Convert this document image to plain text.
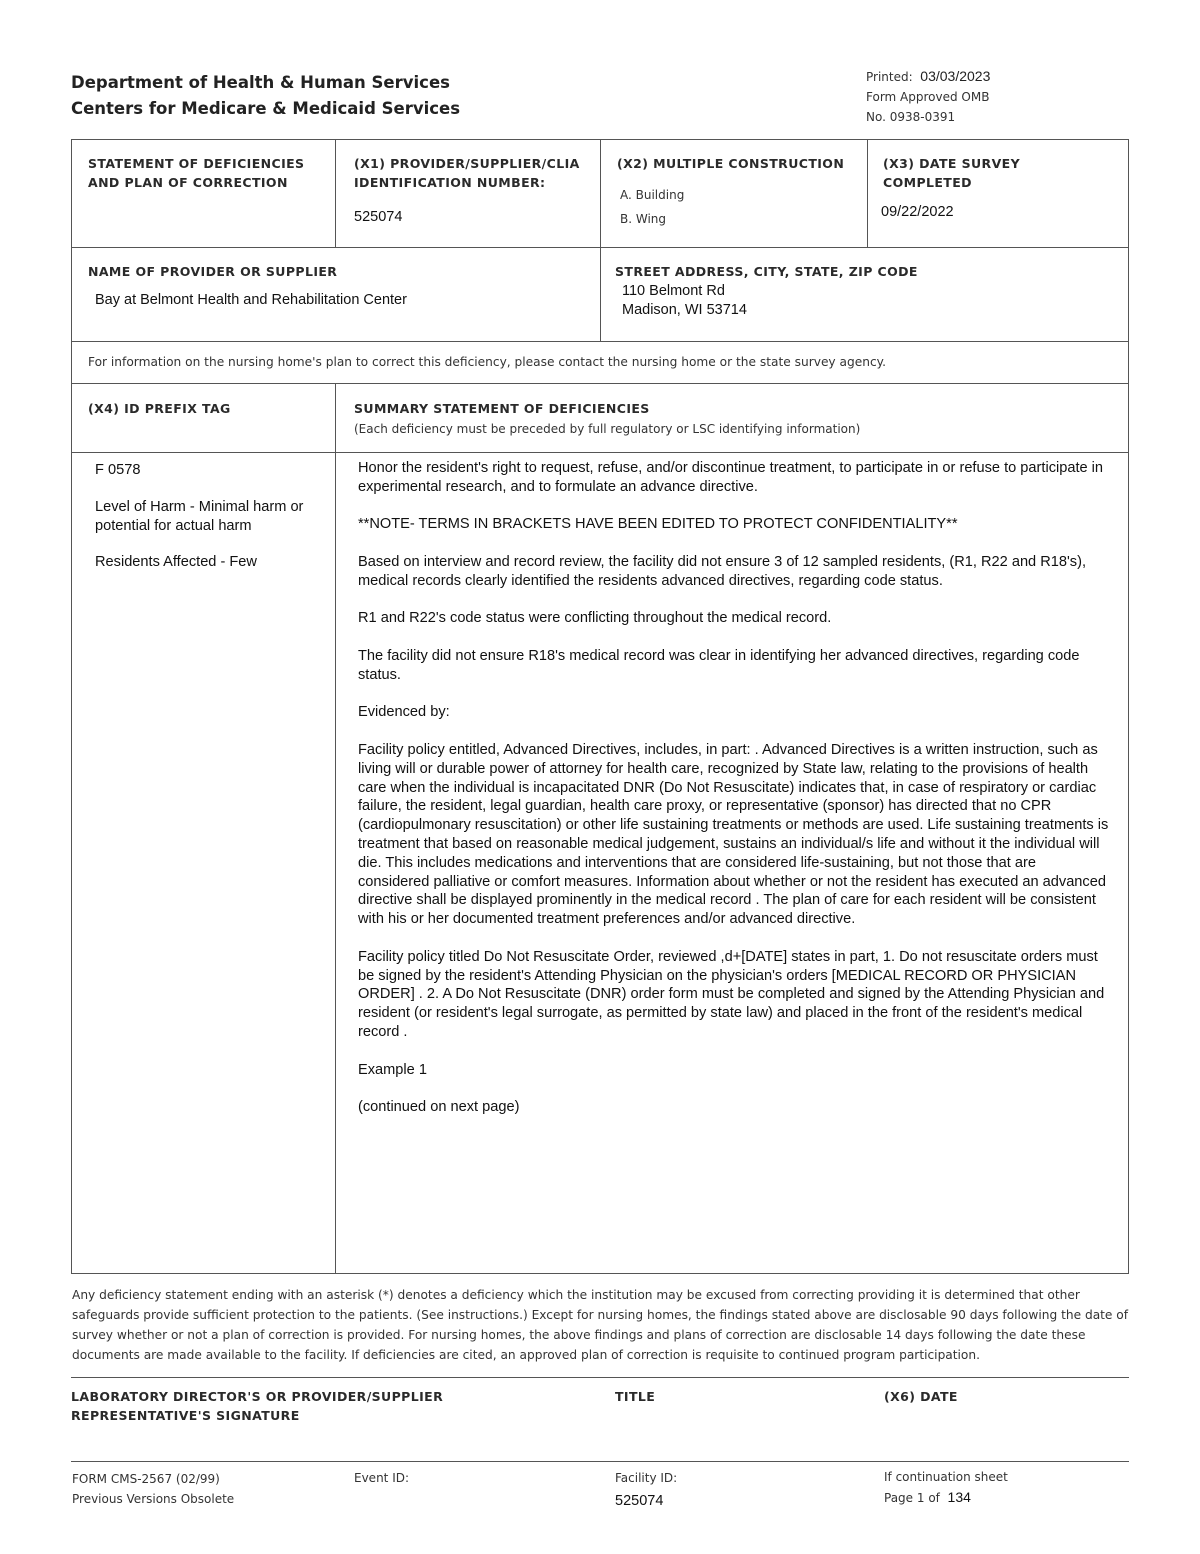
Department of Health & Human Services
Centers for Medicare & Medicaid Services
Printed: 03/03/2023
Form Approved OMB
No. 0938-0391
STATEMENT OF DEFICIENCIES
AND PLAN OF CORRECTION
(X1) PROVIDER/SUPPLIER/CLIA
IDENTIFICATION NUMBER:
525074
(X2) MULTIPLE CONSTRUCTION
A. Building
B. Wing
(X3) DATE SURVEY
COMPLETED
09/22/2022
NAME OF PROVIDER OR SUPPLIER
Bay at Belmont Health and Rehabilitation Center
STREET ADDRESS, CITY, STATE, ZIP CODE
110 Belmont Rd
Madison, WI 53714
For information on the nursing home's plan to correct this deficiency, please contact the nursing home or the state survey agency.
(X4) ID PREFIX TAG	SUMMARY STATEMENT OF DEFICIENCIES
(Each deficiency must be preceded by full regulatory or LSC identifying information)

F 0578

Level of Harm - Minimal harm or potential for actual harm

Residents Affected - Few

Honor the resident's right to request, refuse, and/or discontinue treatment, to participate in or refuse to participate in experimental research, and to formulate an advance directive.

**NOTE- TERMS IN BRACKETS HAVE BEEN EDITED TO PROTECT CONFIDENTIALITY**

Based on interview and record review, the facility did not ensure 3 of 12 sampled residents, (R1, R22 and R18's), medical records clearly identified the residents advanced directives, regarding code status.

R1 and R22's code status were conflicting throughout the medical record.

The facility did not ensure R18's medical record was clear in identifying her advanced directives, regarding code status.

Evidenced by:

Facility policy entitled, Advanced Directives, includes, in part: . Advanced Directives is a written instruction, such as living will or durable power of attorney for health care, recognized by State law, relating to the provisions of health care when the individual is incapacitated DNR (Do Not Resuscitate) indicates that, in case of respiratory or cardiac failure, the resident, legal guardian, health care proxy, or representative (sponsor) has directed that no CPR (cardiopulmonary resuscitation) or other life sustaining treatments or methods are used. Life sustaining treatments is treatment that based on reasonable medical judgement, sustains an individual/s life and without it the individual will die. This includes medications and interventions that are considered life-sustaining, but not those that are considered palliative or comfort measures. Information about whether or not the resident has executed an advanced directive shall be displayed prominently in the medical record . The plan of care for each resident will be consistent with his or her documented treatment preferences and/or advanced directive.

Facility policy titled Do Not Resuscitate Order, reviewed ,d+[DATE] states in part, 1. Do not resuscitate orders must be signed by the resident's Attending Physician on the physician's orders [MEDICAL RECORD OR PHYSICIAN ORDER] . 2. A Do Not Resuscitate (DNR) order form must be completed and signed by the Attending Physician and resident (or resident's legal surrogate, as permitted by state law) and placed in the front of the resident's medical record .

Example 1

(continued on next page)

Any deficiency statement ending with an asterisk (*) denotes a deficiency which the institution may be excused from correcting providing it is determined that other safeguards provide sufficient protection to the patients. (See instructions.) Except for nursing homes, the findings stated above are disclosable 90 days following the date of survey whether or not a plan of correction is provided. For nursing homes, the above findings and plans of correction are disclosable 14 days following the date these documents are made available to the facility. If deficiencies are cited, an approved plan of correction is requisite to continued program participation.
LABORATORY DIRECTOR'S OR PROVIDER/SUPPLIER
REPRESENTATIVE'S SIGNATURE
TITLE	(X6) DATE
FORM CMS-2567 (02/99)
Previous Versions Obsolete
Event ID:	Facility ID:
525074
If continuation sheet
Page 1 of 134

Task to complete >> Please return every line from the material above where the string "ensure" occurs.

Answer space >>
Based on interview and record review, the facility did not ensure 3 of 12 sampled residents, (R1, R22 and R18's), medical records clearly identified the residents advanced directives, regarding code status.
The facility did not ensure R18's medical record was clear in identifying her advanced directives, regarding code status.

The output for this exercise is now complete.